Word for word, restate every line of the material.

— start of Material shown —

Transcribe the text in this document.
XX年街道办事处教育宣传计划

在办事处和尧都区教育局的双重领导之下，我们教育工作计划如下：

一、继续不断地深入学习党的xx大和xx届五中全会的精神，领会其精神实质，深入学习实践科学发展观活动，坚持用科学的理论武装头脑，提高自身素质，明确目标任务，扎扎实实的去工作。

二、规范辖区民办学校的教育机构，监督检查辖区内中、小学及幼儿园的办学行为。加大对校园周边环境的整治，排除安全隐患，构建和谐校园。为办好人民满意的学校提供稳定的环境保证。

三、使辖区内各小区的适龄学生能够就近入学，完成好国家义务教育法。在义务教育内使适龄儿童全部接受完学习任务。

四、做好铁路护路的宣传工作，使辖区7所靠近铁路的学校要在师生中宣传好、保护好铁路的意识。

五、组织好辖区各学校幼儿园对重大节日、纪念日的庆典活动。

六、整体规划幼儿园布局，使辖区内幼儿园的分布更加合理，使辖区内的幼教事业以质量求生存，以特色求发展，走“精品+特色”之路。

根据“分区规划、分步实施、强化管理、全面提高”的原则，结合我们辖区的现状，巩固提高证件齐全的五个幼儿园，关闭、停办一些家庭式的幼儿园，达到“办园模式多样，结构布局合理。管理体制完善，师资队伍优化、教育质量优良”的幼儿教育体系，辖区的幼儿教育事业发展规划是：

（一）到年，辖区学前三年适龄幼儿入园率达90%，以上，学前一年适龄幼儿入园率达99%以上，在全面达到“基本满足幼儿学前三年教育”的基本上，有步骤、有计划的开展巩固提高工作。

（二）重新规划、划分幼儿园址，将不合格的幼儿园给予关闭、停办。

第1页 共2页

— end of Material shown —

Task result ▸
Transcribe the text in this document.
XX年街道办事处教育宣传计划

在办事处和尧都区教育局的双重领导之下，我们教育工作计划如下：

一、继续不断地深入学习党的xx大和xx届五中全会的精神，领会其精神实质，深入学习实践科学发展观活动，坚持用科学的理论武装头脑，提高自身素质，明确目标任务，扎扎实实的去工作。

二、规范辖区民办学校的教育机构，监督检查辖区内中、小学及幼儿园的办学行为。加大对校园周边环境的整治，排除安全隐患，构建和谐校园。为办好人民满意的学校提供稳定的环境保证。

三、使辖区内各小区的适龄学生能够就近入学，完成好国家义务教育法。在义务教育内使适龄儿童全部接受完学习任务。

四、做好铁路护路的宣传工作，使辖区7所靠近铁路的学校要在师生中宣传好、保护好铁路的意识。

五、组织好辖区各学校幼儿园对重大节日、纪念日的庆典活动。

六、整体规划幼儿园布局，使辖区内幼儿园的分布更加合理，使辖区内的幼教事业以质量求生存，以特色求发展，走“精品+特色”之路。

根据“分区规划、分步实施、强化管理、全面提高”的原则，结合我们辖区的现状，巩固提高证件齐全的五个幼儿园，关闭、停办一些家庭式的幼儿园，达到“办园模式多样，结构布局合理。管理体制完善，师资队伍优化、教育质量优良”的幼儿教育体系，辖区的幼儿教育事业发展规划是：

（一）到年，辖区学前三年适龄幼儿入园率达90%，以上，学前一年适龄幼儿入园率达99%以上，在全面达到“基本满足幼儿学前三年教育”的基本上，有步骤、有计划的开展巩固提高工作。

（二）重新规划、划分幼儿园址，将不合格的幼儿园给予关闭、停办。

第1页 共2页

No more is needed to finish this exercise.